EXERCISE BRIEF:
Each entry must appear again exactly as it does in the source.

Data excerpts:
►

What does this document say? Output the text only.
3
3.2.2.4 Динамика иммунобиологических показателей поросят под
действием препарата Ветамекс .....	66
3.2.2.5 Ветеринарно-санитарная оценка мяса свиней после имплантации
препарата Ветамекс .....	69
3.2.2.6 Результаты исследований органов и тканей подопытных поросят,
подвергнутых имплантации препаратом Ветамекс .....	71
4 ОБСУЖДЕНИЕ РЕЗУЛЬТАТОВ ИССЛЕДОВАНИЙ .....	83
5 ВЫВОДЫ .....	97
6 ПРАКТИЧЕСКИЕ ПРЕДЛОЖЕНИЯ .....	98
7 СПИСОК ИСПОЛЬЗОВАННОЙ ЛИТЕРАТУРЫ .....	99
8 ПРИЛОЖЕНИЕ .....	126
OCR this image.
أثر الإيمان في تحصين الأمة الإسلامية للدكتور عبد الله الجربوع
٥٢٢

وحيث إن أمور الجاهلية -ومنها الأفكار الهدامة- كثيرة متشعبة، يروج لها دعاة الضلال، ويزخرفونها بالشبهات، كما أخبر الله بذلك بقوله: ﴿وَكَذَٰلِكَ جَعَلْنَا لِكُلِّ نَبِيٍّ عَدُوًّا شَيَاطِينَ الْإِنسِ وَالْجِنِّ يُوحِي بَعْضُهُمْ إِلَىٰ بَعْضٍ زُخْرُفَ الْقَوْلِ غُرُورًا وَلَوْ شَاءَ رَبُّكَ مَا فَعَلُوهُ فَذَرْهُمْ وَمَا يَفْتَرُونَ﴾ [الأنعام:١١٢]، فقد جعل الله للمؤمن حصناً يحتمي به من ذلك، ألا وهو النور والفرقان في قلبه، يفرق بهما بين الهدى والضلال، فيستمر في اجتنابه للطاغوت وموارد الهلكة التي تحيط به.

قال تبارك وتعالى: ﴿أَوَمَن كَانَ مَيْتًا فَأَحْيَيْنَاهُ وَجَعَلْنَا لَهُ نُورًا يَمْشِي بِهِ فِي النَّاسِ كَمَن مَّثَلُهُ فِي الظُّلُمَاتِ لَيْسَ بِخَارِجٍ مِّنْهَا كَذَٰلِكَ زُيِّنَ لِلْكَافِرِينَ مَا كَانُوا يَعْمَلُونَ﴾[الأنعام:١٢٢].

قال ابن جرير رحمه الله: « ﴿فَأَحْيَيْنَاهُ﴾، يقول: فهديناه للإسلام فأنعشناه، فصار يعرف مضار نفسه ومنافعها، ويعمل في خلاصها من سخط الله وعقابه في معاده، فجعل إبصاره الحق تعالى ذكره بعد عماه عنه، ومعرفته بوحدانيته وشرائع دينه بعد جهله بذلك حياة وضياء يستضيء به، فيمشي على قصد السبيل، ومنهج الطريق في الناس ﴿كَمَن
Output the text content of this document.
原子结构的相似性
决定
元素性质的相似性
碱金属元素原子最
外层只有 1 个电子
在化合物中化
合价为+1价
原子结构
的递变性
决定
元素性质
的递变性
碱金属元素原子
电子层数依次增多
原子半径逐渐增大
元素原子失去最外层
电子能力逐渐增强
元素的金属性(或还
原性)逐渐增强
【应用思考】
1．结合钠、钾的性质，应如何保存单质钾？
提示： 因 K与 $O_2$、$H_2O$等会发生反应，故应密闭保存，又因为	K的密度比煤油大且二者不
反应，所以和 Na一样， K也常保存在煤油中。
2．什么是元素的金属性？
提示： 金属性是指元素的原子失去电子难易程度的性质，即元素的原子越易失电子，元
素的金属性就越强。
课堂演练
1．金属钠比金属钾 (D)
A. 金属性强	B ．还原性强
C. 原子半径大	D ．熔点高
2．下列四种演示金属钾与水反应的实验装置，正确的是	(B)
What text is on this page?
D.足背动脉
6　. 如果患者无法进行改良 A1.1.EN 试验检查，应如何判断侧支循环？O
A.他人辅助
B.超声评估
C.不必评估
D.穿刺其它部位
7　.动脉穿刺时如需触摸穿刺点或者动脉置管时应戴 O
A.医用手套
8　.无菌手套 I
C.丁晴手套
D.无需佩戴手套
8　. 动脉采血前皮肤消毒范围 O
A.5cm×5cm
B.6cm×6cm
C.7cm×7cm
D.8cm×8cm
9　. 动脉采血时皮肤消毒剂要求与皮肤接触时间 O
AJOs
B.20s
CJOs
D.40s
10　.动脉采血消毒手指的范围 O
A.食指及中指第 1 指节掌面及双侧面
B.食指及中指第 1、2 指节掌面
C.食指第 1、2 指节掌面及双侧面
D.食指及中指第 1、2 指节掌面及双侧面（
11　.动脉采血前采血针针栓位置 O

◄

RESULT OF THIS TASK:
What does this document say? Output the text only.
3
3.2.2.4 Динамика иммунобиологических показателей поросят под
действием препарата Ветамекс .....	66
3.2.2.5 Ветеринарно-санитарная оценка мяса свиней после имплантации
препарата Ветамекс .....	69
3.2.2.6 Результаты исследований органов и тканей подопытных поросят,
подвергнутых имплантации препаратом Ветамекс .....	71
4 ОБСУЖДЕНИЕ РЕЗУЛЬТАТОВ ИССЛЕДОВАНИЙ .....	83
5 ВЫВОДЫ .....	97
6 ПРАКТИЧЕСКИЕ ПРЕДЛОЖЕНИЯ .....	98
7 СПИСОК ИСПОЛЬЗОВАННОЙ ЛИТЕРАТУРЫ .....	99
8 ПРИЛОЖЕНИЕ .....	126
OCR this image.
أثر الإيمان في تحصين الأمة الإسلامية للدكتور عبد الله الجربوع
٥٢٢

وحيث إن أمور الجاهلية -ومنها الأفكار الهدامة- كثيرة متشعبة، يروج لها دعاة الضلال، ويزخرفونها بالشبهات، كما أخبر الله بذلك بقوله: ﴿وَكَذَٰلِكَ جَعَلْنَا لِكُلِّ نَبِيٍّ عَدُوًّا شَيَاطِينَ الْإِنسِ وَالْجِنِّ يُوحِي بَعْضُهُمْ إِلَىٰ بَعْضٍ زُخْرُفَ الْقَوْلِ غُرُورًا وَلَوْ شَاءَ رَبُّكَ مَا فَعَلُوهُ فَذَرْهُمْ وَمَا يَفْتَرُونَ﴾ [الأنعام:١١٢]، فقد جعل الله للمؤمن حصناً يحتمي به من ذلك، ألا وهو النور والفرقان في قلبه، يفرق بهما بين الهدى والضلال، فيستمر في اجتنابه للطاغوت وموارد الهلكة التي تحيط به.

قال تبارك وتعالى: ﴿أَوَمَن كَانَ مَيْتًا فَأَحْيَيْنَاهُ وَجَعَلْنَا لَهُ نُورًا يَمْشِي بِهِ فِي النَّاسِ كَمَن مَّثَلُهُ فِي الظُّلُمَاتِ لَيْسَ بِخَارِجٍ مِّنْهَا كَذَٰلِكَ زُيِّنَ لِلْكَافِرِينَ مَا كَانُوا يَعْمَلُونَ﴾[الأنعام:١٢٢].

قال ابن جرير رحمه الله: « ﴿فَأَحْيَيْنَاهُ﴾، يقول: فهديناه للإسلام فأنعشناه، فصار يعرف مضار نفسه ومنافعها، ويعمل في خلاصها من سخط الله وعقابه في معاده، فجعل إبصاره الحق تعالى ذكره بعد عماه عنه، ومعرفته بوحدانيته وشرائع دينه بعد جهله بذلك حياة وضياء يستضيء به، فيمشي على قصد السبيل، ومنهج الطريق في الناس ﴿كَمَن
Output the text content of this document.
原子结构的相似性
决定
元素性质的相似性
碱金属元素原子最
外层只有 1 个电子
在化合物中化
合价为+1价
原子结构
的递变性
决定
元素性质
的递变性
碱金属元素原子
电子层数依次增多
原子半径逐渐增大
元素原子失去最外层
电子能力逐渐增强
元素的金属性(或还
原性)逐渐增强
【应用思考】
1．结合钠、钾的性质，应如何保存单质钾？
提示： 因 K与 $O_2$、$H_2O$等会发生反应，故应密闭保存，又因为	K的密度比煤油大且二者不
反应，所以和 Na一样， K也常保存在煤油中。
2．什么是元素的金属性？
提示： 金属性是指元素的原子失去电子难易程度的性质，即元素的原子越易失电子，元
素的金属性就越强。
课堂演练
1．金属钠比金属钾 (D)
A. 金属性强	B ．还原性强
C. 原子半径大	D ．熔点高
2．下列四种演示金属钾与水反应的实验装置，正确的是	(B)
What text is on this page?
D.足背动脉
6　. 如果患者无法进行改良 A1.1.EN 试验检查，应如何判断侧支循环？O
A.他人辅助
B.超声评估
C.不必评估
D.穿刺其它部位
7　.动脉穿刺时如需触摸穿刺点或者动脉置管时应戴 O
A.医用手套
8　.无菌手套 I
C.丁晴手套
D.无需佩戴手套
8　. 动脉采血前皮肤消毒范围 O
A.5cm×5cm
B.6cm×6cm
C.7cm×7cm
D.8cm×8cm
9　. 动脉采血时皮肤消毒剂要求与皮肤接触时间 O
AJOs
B.20s
CJOs
D.40s
10　.动脉采血消毒手指的范围 O
A.食指及中指第 1 指节掌面及双侧面
B.食指及中指第 1、2 指节掌面
C.食指第 1、2 指节掌面及双侧面
D.食指及中指第 1、2 指节掌面及双侧面（
11　.动脉采血前采血针针栓位置 O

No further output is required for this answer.